====== GIVEN DATA ======
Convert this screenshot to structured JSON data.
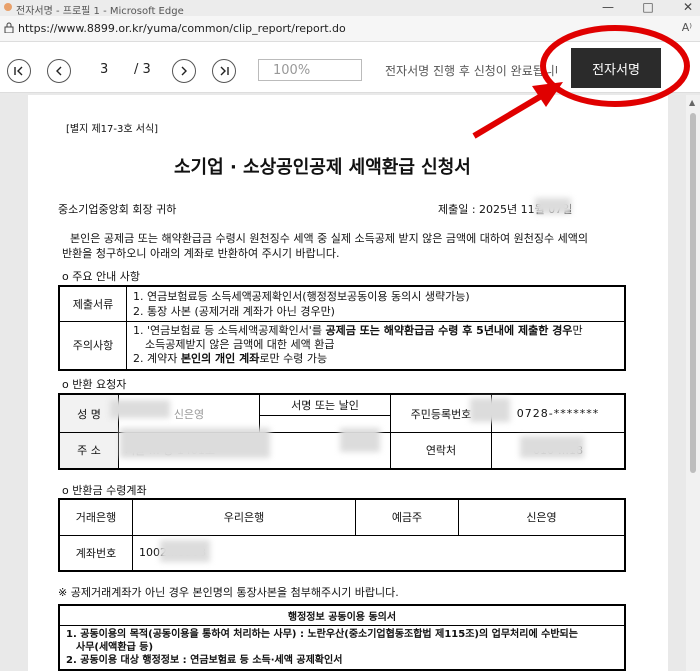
{
  "window": {
    "title": "전자서명 - 프로필 1 - Microsoft Edge",
    "min": "—",
    "max": "□",
    "close": "✕"
  },
  "address": {
    "url": "https://www.8899.or.kr/yuma/common/clip_report/report.do",
    "reader": "A⁾"
  },
  "toolbar": {
    "current_page": "3",
    "total_pages": "/ 3",
    "zoom": "100%",
    "notice": "전자서명 진행 후 신청이 완료됩니다",
    "sign_label": "전자서명"
  },
  "doc": {
    "form_no": "[별지 제17-3호 서식]",
    "title": "소기업 · 소상공인공제 세액환급 신청서",
    "addressee": "중소기업중앙회 회장  귀하",
    "submit_date_label": "제출일 :  2025년 11월 07일",
    "intro_1": "본인은 공제금 또는 해약환급금 수령시 원천징수 세액 중 실제 소득공제 받지 않은 금액에 대하여 원천징수 세액의",
    "intro_2": "반환을 청구하오니 아래의 계좌로 반환하여 주시기 바랍니다.",
    "sec1": "o  주요 안내 사항",
    "docs_label": "제출서류",
    "docs_1": "1. 연금보험료등 소득세액공제확인서(행정정보공동이용 동의시 생략가능)",
    "docs_2": "2. 통장 사본 (공제거래 계좌가 아닌 경우만)",
    "caution_label": "주의사항",
    "caution_1a": "1. '연금보험료 등 소득세액공제확인서'를 ",
    "caution_1b": "공제금 또는 해약환급금 수령 후 5년내에 제출한 경우",
    "caution_1c": "만",
    "caution_2": "소득공제받지 않은 금액에 대한 세액 환급",
    "caution_3a": "2. 계약자 ",
    "caution_3b": "본인의 개인 계좌",
    "caution_3c": "로만 수령 가능",
    "sec2": "o  반환 요청자",
    "name_label": "성 명",
    "name_value": "신은영",
    "sign_label": "서명 또는 날인",
    "rrn_label": "주민등록번호",
    "rrn_value": "0728-*******",
    "addr_label": "주 소",
    "addr_value": "서울 … 동 1401호",
    "phone_label": "연락처",
    "phone_value": "010-…18",
    "sec3": "o  반환금 수령계좌",
    "bank_label": "거래은행",
    "bank_value": "우리은행",
    "holder_label": "예금주",
    "holder_value": "신은영",
    "acct_label": "계좌번호",
    "acct_value": "1002…3588",
    "note": "※ 공제거래계좌가 아닌 경우 본인명의 통장사본을 첨부해주시기 바랍니다.",
    "consent_title": "행정정보 공동이용 동의서",
    "consent_1": "1. 공동이용의 목적(공동이용을 통하여 처리하는 사무) : 노란우산(중소기업협동조합법 제115조)의 업무처리에 수반되는",
    "consent_1b": "사무(세액환급 등)",
    "consent_2": "2. 공동이용 대상 행정정보 : 연금보험료 등 소득·세액 공제확인서"
  },
  "colors": {
    "annotation": "#e00000",
    "sign_button": "#2b2b2b"
  }
}
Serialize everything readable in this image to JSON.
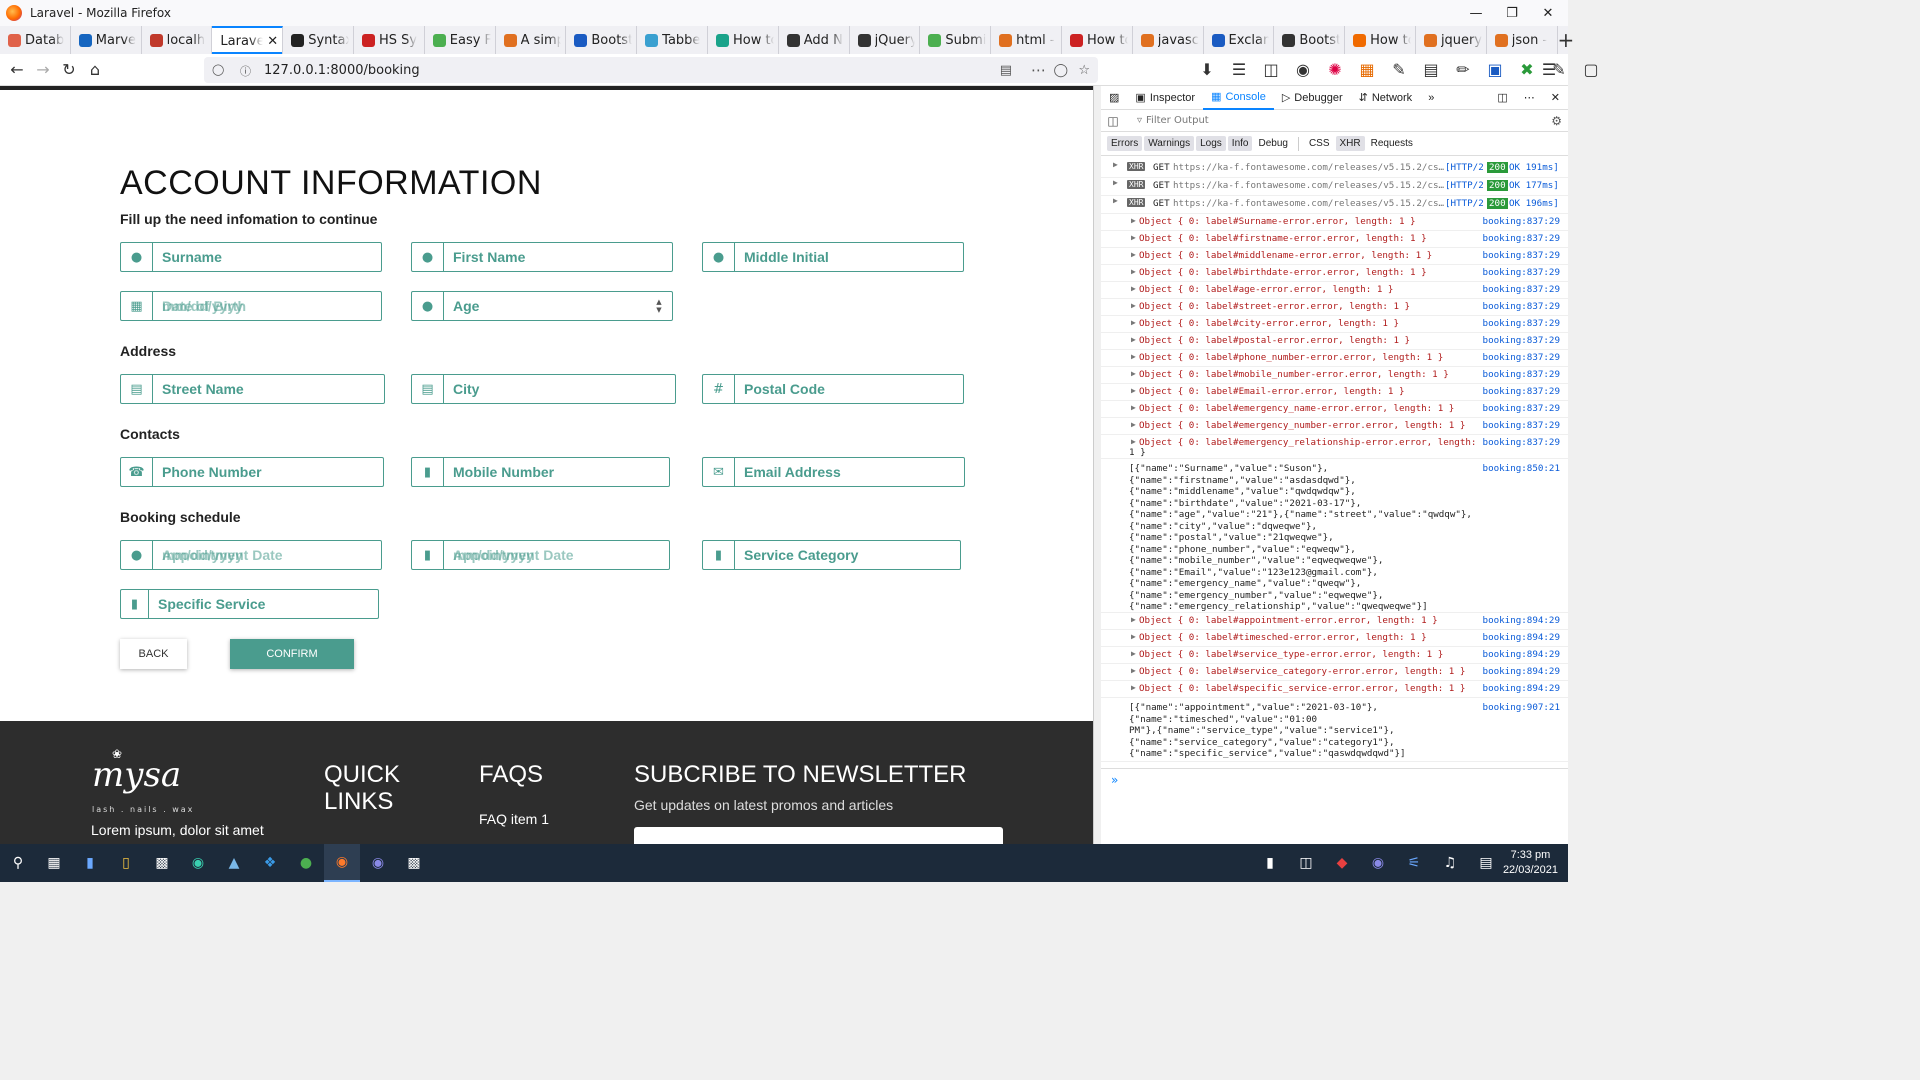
{
  "window": {
    "title": "Laravel - Mozilla Firefox"
  },
  "tabs": [
    {
      "label": "Datab",
      "color": "#e0624a",
      "icon": "laravel-icon"
    },
    {
      "label": "Marve",
      "color": "#1565c0",
      "icon": "marvel-icon"
    },
    {
      "label": "localh",
      "color": "#c0392b",
      "icon": "localhost-icon"
    },
    {
      "label": "Laravel",
      "color": "#fff",
      "icon": "none",
      "active": true
    },
    {
      "label": "Syntax",
      "color": "#222",
      "icon": "github-icon"
    },
    {
      "label": "HS Sy",
      "color": "#c22",
      "icon": "hs-icon"
    },
    {
      "label": "Easy F",
      "color": "#4caf50",
      "icon": "leaf-icon"
    },
    {
      "label": "A simp",
      "color": "#e07020",
      "icon": "page-icon"
    },
    {
      "label": "Bootst",
      "color": "#1a5bc2",
      "icon": "bootstrap-icon"
    },
    {
      "label": "Tabbe",
      "color": "#3aa0d0",
      "icon": "cloud-icon"
    },
    {
      "label": "How tc",
      "color": "#1aa38a",
      "icon": "w3-icon"
    },
    {
      "label": "Add N",
      "color": "#333",
      "icon": "jquery-icon"
    },
    {
      "label": "jQuery",
      "color": "#333",
      "icon": "jquery-icon"
    },
    {
      "label": "Submi",
      "color": "#4caf50",
      "icon": "leaf-icon"
    },
    {
      "label": "html -",
      "color": "#e07020",
      "icon": "page-icon"
    },
    {
      "label": "How tc",
      "color": "#c22",
      "icon": "quora-icon"
    },
    {
      "label": "javasc",
      "color": "#e07020",
      "icon": "page-icon"
    },
    {
      "label": "Exclan",
      "color": "#1a5bc2",
      "icon": "bootstrap-icon"
    },
    {
      "label": "Bootst",
      "color": "#333",
      "icon": "github-icon"
    },
    {
      "label": "How tc",
      "color": "#f06a00",
      "icon": "so-icon"
    },
    {
      "label": "jquery",
      "color": "#e07020",
      "icon": "page-icon"
    },
    {
      "label": "json -",
      "color": "#e07020",
      "icon": "page-icon"
    }
  ],
  "nav": {
    "url": "127.0.0.1:8000/booking"
  },
  "form": {
    "title": "ACCOUNT INFORMATION",
    "subtitle": "Fill up the need infomation to continue",
    "sections": {
      "address": "Address",
      "contacts": "Contacts",
      "booking": "Booking schedule"
    },
    "fields": {
      "surname": "Surname",
      "first_name": "First Name",
      "middle_initial": "Middle Initial",
      "birthdate": "Date of Birth",
      "birthdate_overlay": "mm/dd/yyyy",
      "age": "Age",
      "street": "Street Name",
      "city": "City",
      "postal": "Postal Code",
      "phone": "Phone Number",
      "mobile": "Mobile Number",
      "email": "Email Address",
      "appointment": "Appointment Date",
      "appointment_overlay": "mm/dd/yyyy",
      "timesched": "Appointment Date",
      "timesched_overlay": "mm/dd/yyyy",
      "service_category": "Service Category",
      "specific_service": "Specific Service"
    },
    "buttons": {
      "back": "BACK",
      "confirm": "CONFIRM"
    },
    "accent": "#4a9c8e"
  },
  "footer": {
    "logo": "mysa",
    "logo_sub": "lash . nails . wax",
    "tagline": "Lorem ipsum, dolor sit amet",
    "quick_links": "QUICK LINKS",
    "faqs": "FAQS",
    "faq_item": "FAQ item 1",
    "newsletter": "SUBCRIBE TO NEWSLETTER",
    "newsletter_sub": "Get updates on latest promos and articles"
  },
  "devtools": {
    "tabs": [
      "Inspector",
      "Console",
      "Debugger",
      "Network"
    ],
    "filter_placeholder": "Filter Output",
    "levels": [
      "Errors",
      "Warnings",
      "Logs",
      "Info",
      "Debug",
      "CSS",
      "XHR",
      "Requests"
    ],
    "xhr": [
      {
        "method": "GET",
        "url": "https://ka-f.fontawesome.com/releases/v5.15.2/cs…",
        "proto": "[HTTP/2",
        "status": "200",
        "ok": "OK 191ms]"
      },
      {
        "method": "GET",
        "url": "https://ka-f.fontawesome.com/releases/v5.15.2/cs…",
        "proto": "[HTTP/2",
        "status": "200",
        "ok": "OK 177ms]"
      },
      {
        "method": "GET",
        "url": "https://ka-f.fontawesome.com/releases/v5.15.2/cs…",
        "proto": "[HTTP/2",
        "status": "200",
        "ok": "OK 196ms]"
      }
    ],
    "objects1": [
      "Object { 0: label#Surname-error.error, length: 1 }",
      "Object { 0: label#firstname-error.error, length: 1 }",
      "Object { 0: label#middlename-error.error, length: 1 }",
      "Object { 0: label#birthdate-error.error, length: 1 }",
      "Object { 0: label#age-error.error, length: 1 }",
      "Object { 0: label#street-error.error, length: 1 }",
      "Object { 0: label#city-error.error, length: 1 }",
      "Object { 0: label#postal-error.error, length: 1 }",
      "Object { 0: label#phone_number-error.error, length: 1 }",
      "Object { 0: label#mobile_number-error.error, length: 1 }",
      "Object { 0: label#Email-error.error, length: 1 }",
      "Object { 0: label#emergency_name-error.error, length: 1 }",
      "Object { 0: label#emergency_number-error.error, length: 1 }",
      "Object { 0: label#emergency_relationship-error.error, length:"
    ],
    "objects1_loc": "booking:837:29",
    "objects1_tail": "1 }",
    "json1": [
      "[{\"name\":\"Surname\",\"value\":\"Suson\"},",
      "{\"name\":\"firstname\",\"value\":\"asdasdqwd\"},",
      "{\"name\":\"middlename\",\"value\":\"qwdqwdqw\"},",
      "{\"name\":\"birthdate\",\"value\":\"2021-03-17\"},",
      "{\"name\":\"age\",\"value\":\"21\"},{\"name\":\"street\",\"value\":\"qwdqw\"},",
      "{\"name\":\"city\",\"value\":\"dqweqwe\"},",
      "{\"name\":\"postal\",\"value\":\"21qweqwe\"},",
      "{\"name\":\"phone_number\",\"value\":\"eqweqw\"},",
      "{\"name\":\"mobile_number\",\"value\":\"eqweqweqwe\"},",
      "{\"name\":\"Email\",\"value\":\"123e123@gmail.com\"},",
      "{\"name\":\"emergency_name\",\"value\":\"qweqw\"},",
      "{\"name\":\"emergency_number\",\"value\":\"eqweqwe\"},",
      "{\"name\":\"emergency_relationship\",\"value\":\"qweqweqwe\"}]"
    ],
    "json1_loc": "booking:850:21",
    "objects2": [
      "Object { 0: label#appointment-error.error, length: 1 }",
      "Object { 0: label#timesched-error.error, length: 1 }",
      "Object { 0: label#service_type-error.error, length: 1 }",
      "Object { 0: label#service_category-error.error, length: 1 }",
      "Object { 0: label#specific_service-error.error, length: 1 }"
    ],
    "objects2_loc": "booking:894:29",
    "json2": [
      "[{\"name\":\"appointment\",\"value\":\"2021-03-10\"},",
      "{\"name\":\"timesched\",\"value\":\"01:00",
      "PM\"},{\"name\":\"service_type\",\"value\":\"service1\"},",
      "{\"name\":\"service_category\",\"value\":\"category1\"},",
      "{\"name\":\"specific_service\",\"value\":\"qaswdqwdqwd\"}]"
    ],
    "json2_loc": "booking:907:21"
  },
  "taskbar": {
    "time": "7:33 pm",
    "date": "22/03/2021"
  }
}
======
Take every line above carrying "street" and return it.

### WORKED SOLUTION
      "street": "Street Name",
      "Object { 0: label#street-error.error, length: 1 }",
      "{\"name\":\"age\",\"value\":\"21\"},{\"name\":\"street\",\"value\":\"qwdqw\"},",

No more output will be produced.